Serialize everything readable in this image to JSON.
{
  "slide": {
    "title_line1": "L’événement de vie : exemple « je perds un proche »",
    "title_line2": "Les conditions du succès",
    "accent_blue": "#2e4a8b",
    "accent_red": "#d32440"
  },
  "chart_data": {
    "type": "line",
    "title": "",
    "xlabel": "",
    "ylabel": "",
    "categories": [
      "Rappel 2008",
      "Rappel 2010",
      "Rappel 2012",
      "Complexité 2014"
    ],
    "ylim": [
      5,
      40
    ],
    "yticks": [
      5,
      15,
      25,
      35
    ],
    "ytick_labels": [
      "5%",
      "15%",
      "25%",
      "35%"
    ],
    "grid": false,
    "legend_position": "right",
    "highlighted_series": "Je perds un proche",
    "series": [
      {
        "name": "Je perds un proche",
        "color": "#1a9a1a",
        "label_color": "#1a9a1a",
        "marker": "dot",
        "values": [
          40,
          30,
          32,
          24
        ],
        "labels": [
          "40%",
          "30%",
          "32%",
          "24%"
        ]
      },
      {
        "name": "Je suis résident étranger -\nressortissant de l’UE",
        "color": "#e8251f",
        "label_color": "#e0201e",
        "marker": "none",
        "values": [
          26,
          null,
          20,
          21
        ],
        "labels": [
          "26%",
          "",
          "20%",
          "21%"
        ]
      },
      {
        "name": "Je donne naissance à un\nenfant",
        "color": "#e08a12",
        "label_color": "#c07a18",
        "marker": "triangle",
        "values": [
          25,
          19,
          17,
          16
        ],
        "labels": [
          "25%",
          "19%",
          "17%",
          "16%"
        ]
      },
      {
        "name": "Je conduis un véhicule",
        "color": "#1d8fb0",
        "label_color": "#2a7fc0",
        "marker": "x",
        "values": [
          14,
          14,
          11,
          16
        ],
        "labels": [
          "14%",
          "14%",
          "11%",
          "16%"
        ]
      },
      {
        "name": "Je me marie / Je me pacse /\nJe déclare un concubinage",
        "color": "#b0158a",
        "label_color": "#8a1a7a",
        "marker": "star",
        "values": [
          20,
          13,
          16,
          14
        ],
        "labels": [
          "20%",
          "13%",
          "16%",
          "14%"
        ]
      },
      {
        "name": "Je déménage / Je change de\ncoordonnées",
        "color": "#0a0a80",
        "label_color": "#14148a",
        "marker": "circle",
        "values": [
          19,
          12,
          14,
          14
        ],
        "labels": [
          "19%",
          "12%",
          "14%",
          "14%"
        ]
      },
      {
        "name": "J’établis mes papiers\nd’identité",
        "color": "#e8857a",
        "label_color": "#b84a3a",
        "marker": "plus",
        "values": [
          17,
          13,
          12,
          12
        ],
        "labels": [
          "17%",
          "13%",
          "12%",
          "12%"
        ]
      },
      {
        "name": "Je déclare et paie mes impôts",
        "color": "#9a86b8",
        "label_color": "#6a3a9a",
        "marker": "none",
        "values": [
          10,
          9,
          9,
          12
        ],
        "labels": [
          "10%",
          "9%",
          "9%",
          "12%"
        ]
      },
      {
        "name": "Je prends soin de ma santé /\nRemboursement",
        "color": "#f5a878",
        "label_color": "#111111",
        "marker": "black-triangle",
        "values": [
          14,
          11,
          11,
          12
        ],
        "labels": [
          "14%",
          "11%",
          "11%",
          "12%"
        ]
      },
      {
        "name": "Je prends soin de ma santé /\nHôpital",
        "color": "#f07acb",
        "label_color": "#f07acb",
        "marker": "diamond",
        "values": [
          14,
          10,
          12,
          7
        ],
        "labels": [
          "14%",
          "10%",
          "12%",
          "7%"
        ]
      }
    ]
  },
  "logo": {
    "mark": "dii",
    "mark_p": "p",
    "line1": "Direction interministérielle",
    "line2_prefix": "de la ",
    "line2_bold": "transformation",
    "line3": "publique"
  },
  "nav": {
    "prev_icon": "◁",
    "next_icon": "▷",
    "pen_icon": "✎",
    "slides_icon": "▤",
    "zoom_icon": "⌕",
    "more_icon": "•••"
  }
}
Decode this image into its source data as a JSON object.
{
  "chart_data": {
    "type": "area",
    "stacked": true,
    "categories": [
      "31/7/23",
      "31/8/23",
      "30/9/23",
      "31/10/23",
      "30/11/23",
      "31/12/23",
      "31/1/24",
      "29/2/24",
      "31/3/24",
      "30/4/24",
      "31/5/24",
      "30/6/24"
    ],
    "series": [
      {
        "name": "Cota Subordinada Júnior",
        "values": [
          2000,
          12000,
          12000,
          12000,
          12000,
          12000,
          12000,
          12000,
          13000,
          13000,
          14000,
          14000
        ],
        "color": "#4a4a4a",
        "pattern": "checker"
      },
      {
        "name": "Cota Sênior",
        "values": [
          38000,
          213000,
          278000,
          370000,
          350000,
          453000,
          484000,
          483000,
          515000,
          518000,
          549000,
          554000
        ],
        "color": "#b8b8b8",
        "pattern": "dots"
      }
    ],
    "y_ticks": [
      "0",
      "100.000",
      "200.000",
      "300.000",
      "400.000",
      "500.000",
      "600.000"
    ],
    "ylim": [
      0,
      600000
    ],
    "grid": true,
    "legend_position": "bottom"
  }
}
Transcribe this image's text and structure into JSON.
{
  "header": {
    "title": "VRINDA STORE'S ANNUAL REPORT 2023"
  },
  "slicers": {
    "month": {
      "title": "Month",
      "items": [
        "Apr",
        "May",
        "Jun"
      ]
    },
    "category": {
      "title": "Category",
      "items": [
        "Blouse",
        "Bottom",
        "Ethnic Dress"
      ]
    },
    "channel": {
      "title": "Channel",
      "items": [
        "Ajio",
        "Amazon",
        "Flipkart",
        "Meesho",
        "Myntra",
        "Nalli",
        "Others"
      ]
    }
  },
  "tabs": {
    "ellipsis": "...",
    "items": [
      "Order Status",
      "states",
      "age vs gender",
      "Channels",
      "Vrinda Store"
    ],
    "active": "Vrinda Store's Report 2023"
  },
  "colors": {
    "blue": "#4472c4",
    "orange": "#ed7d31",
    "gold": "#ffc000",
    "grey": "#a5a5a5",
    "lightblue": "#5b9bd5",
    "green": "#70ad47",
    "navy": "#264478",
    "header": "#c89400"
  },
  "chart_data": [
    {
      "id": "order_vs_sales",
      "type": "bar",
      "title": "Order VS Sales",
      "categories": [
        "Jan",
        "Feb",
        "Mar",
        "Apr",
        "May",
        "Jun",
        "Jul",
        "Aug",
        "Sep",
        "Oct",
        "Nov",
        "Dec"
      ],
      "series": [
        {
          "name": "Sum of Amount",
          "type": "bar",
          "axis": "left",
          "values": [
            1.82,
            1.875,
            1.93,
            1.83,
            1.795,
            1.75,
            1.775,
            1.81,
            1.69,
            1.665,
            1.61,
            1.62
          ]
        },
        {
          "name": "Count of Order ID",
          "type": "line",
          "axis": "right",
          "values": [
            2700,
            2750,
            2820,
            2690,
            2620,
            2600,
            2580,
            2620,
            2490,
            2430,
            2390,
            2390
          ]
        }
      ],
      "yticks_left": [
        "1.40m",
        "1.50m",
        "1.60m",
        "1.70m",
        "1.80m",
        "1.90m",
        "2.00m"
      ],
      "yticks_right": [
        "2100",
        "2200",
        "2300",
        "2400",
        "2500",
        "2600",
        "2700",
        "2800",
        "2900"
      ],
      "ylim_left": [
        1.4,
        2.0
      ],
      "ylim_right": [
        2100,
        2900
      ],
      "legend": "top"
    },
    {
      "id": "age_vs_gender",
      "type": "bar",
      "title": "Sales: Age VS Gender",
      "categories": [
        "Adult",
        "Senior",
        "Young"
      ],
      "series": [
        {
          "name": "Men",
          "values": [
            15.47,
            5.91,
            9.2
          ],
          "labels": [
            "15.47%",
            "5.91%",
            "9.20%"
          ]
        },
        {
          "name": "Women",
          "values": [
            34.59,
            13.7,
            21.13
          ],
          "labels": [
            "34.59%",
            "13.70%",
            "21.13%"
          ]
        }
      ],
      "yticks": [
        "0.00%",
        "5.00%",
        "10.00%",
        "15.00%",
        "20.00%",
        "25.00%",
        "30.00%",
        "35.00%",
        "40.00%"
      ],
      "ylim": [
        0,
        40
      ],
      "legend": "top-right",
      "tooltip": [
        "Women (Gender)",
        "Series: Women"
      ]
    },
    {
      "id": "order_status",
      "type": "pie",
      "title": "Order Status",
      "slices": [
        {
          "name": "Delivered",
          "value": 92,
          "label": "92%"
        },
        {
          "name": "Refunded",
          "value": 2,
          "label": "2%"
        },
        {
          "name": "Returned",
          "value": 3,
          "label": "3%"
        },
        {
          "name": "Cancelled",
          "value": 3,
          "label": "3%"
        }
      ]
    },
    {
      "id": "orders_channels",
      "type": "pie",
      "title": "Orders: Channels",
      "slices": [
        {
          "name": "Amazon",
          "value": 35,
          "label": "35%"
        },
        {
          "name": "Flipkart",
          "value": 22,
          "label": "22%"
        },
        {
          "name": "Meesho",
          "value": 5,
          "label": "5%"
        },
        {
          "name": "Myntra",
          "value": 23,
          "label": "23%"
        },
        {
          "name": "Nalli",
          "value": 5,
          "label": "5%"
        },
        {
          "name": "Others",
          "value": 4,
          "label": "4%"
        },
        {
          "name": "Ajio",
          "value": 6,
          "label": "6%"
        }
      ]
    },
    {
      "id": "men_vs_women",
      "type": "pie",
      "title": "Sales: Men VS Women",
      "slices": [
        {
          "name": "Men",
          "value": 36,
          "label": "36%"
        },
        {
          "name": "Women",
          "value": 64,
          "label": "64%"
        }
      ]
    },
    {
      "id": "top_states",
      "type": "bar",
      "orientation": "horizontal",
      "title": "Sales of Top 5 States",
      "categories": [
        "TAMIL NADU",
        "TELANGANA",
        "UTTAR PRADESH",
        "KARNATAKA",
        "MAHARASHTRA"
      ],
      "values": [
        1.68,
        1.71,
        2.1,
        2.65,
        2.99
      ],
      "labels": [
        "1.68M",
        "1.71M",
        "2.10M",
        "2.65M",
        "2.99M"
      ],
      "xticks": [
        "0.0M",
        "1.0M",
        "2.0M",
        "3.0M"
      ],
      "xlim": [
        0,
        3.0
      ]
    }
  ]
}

· · · · · · ·

**To be done:** Filter the entries down to the lines with the word "marker" in them.

**The output:**
        "marker": "dot",
        "marker": "none",
        "marker": "triangle",
        "marker": "x",
        "marker": "star",
        "marker": "circle",
        "marker": "plus",
        "marker": "none",
        "marker": "black-triangle",
        "marker": "diamond",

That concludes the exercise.